Problems to work on >>
1. Answer these questions from the text about the print-maker Matsubara Naoko:
(a) In what place was she born?
(b) For whom did she work as an assistant in the United States?
(c) Which teacher influenced her style?
2. From the text about the print-maker Matsubara Naoko, extract the part that opens with the words containing "Japanese artist (born" and closes with "in New York.".
3. Write what comes next in the text about the print-maker Matsubara Naoko, picking up after its final sentence.

== Supplied text ==

Japanese artist (born 1937)

Matsubara Naoko (松原 直子) is a Japanese-Canadian print-maker.

==Early life==
Matsubara was born in Tokushima, Shikoku, the daughter of a Shinto priest; her family moved to Kyoto in 1941. She graduated from the Kyoto University of Applied Arts (Kyoto Geijutsu Daigaku) in 1960. She then pursued an MFA in the School of Fine Arts at the Carnegie Mellon University in Pittsburgh on a Fulbright Travel Grant for two years, and studied a further year at the Royal College of Art, London. From 1965 to 1966 she taught at the Pratt Graphic Art Center in New York.

==Life and work==
After travel abroad, the artist returned to Japan for two years, before going back to the United States. There she worked as assistant to Fritz Eichenberg, and also taught at the Pratt Institute of Graphic Art in New York, as well as at the University of Rhode Island. From 1961 she lived permanently in the West, though she frequently revisited her home country, and from 1962 onward held solo exhibitions almost every year in North America, and occasionally in Europe and Japan. Currently she lives and works in Oakville, Canada.

Woodblock print of the Boston Public Library by Matsubara Naoko.

Naoko Matsubara's father was the chief priest of Kenkun Jinja, a Shinto shrine in Kyoto built in 1880 by Emperor Meiji to commemorate the general Oda Nobunaga (1534–1582), the first military leader to attempt to unify Japan at the close of the Sengoku period; the shrine was initially sited on a slope called Funaokayama, for its shape, but was moved to the summit thirty years later. This connection explains the presence of shrines and temples in Matsubara's prints, which became one of the major recurring themes of her work. Shrines and temples became one of the major themes of Matsubara's works. Naoko Matsubara's style is influenced by her teacher Munakata Shiko (1903–1975), who worked in the mingei (folk art) tradition.

===
== Records shown ==

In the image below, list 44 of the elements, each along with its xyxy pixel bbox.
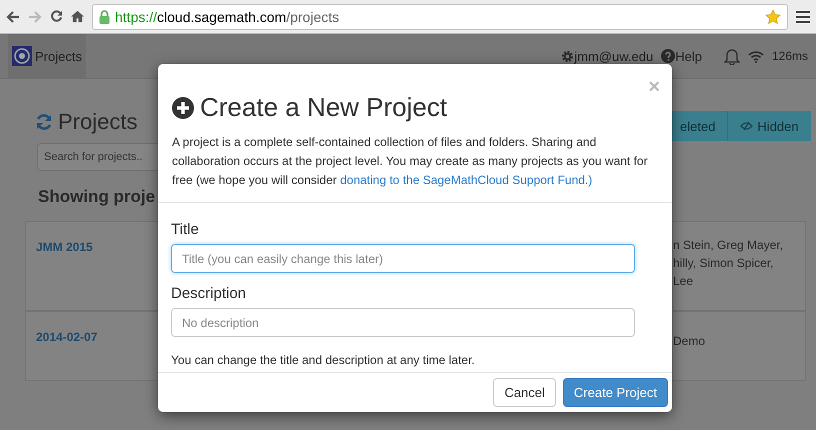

===
== Records shown ==

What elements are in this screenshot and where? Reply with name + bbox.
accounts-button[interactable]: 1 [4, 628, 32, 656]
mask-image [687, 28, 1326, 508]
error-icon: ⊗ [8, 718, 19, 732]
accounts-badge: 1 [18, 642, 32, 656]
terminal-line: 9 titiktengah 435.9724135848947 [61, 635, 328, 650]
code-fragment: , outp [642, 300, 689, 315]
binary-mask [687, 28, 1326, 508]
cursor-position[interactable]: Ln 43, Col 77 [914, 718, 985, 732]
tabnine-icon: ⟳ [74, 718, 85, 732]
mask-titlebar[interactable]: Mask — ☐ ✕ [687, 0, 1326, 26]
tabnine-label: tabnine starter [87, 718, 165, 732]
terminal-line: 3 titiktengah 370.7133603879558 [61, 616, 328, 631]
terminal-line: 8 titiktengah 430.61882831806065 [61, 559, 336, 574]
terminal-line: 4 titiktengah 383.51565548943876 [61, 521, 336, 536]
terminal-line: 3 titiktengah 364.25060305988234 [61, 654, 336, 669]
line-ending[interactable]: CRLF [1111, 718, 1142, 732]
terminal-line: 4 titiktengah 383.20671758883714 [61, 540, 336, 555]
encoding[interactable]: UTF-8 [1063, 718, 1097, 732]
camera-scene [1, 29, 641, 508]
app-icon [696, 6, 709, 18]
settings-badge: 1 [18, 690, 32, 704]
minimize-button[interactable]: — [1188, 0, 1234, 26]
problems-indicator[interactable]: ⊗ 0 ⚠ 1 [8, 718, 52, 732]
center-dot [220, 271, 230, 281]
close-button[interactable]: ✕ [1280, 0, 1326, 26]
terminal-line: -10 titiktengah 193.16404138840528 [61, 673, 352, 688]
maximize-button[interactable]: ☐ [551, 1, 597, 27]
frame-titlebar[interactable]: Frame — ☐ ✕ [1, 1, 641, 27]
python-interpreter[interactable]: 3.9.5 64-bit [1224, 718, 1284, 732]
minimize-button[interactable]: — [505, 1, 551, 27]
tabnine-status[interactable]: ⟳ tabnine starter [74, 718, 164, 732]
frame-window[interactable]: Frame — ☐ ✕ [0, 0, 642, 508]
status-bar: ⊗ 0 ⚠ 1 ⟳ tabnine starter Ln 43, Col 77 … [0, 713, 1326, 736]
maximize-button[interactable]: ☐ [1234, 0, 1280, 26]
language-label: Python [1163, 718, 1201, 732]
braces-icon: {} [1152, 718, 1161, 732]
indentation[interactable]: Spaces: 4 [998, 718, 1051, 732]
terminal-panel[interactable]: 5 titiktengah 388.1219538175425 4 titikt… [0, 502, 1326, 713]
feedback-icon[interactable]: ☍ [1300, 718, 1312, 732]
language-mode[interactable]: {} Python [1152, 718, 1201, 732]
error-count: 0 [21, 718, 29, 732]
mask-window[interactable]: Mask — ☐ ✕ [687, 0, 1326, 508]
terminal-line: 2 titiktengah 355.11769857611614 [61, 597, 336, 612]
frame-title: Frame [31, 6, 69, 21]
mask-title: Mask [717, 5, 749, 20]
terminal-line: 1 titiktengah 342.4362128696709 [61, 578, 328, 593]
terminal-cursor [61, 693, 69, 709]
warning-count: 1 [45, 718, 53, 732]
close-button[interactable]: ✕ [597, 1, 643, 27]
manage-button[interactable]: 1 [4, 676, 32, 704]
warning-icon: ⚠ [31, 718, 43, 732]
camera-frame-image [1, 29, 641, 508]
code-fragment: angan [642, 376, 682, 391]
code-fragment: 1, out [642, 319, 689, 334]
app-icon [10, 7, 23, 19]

===

Answers provided >>
1.
(a) Tokushima, Shikoku
(b) Fritz Eichenberg
(c) Munakata Shiko (1903–1975)

2.
Japanese artist (born 1937)

Matsubara Naoko (松原 直子) is a Japanese-Canadian print-maker.

==Early life==
Matsubara was born in Tokushima, Shikoku, the daughter of a Shinto priest; her family moved to Kyoto in 1941. She graduated from the Kyoto University of Applied Arts (Kyoto Geijutsu Daigaku) in 1960. She then pursued an MFA in the School of Fine Arts at the Carnegie Mellon University in Pittsburgh on a Fulbright Travel Grant for two years, and studied a further year at the Royal College of Art, London. From 1965 to 1966 she taught at the Pratt Graphic Art Center in New York.

3.
==Munakata and artistic development==
Unlike most Japanese artists who emigrated abroad, Matsubara decisively refused to internationalize her work, and her technique and style have remained close to what she developed as a young woman under the inspiration of Munakata, one of her teachers during her post-academic formative period. Through him she came into early contact not only with his other students but also with associates of the Banga-in, the school he had founded, where in 1963 she won the prestigious Kegon Prize at the annual group exhibition. In 1962, after she sent him some of her woodcuts for his assessment, Munakata wrote her a long letter praising her work, noting, among other things, how unusual it was for a woman in Japan to create work of such weight, mass and intensity; both artists always sought and admired a powerful, expressive art capable of instilling life from within the wood block itself, and Munakata was fascinated by the masterful use of the knife in her print A Big Tree.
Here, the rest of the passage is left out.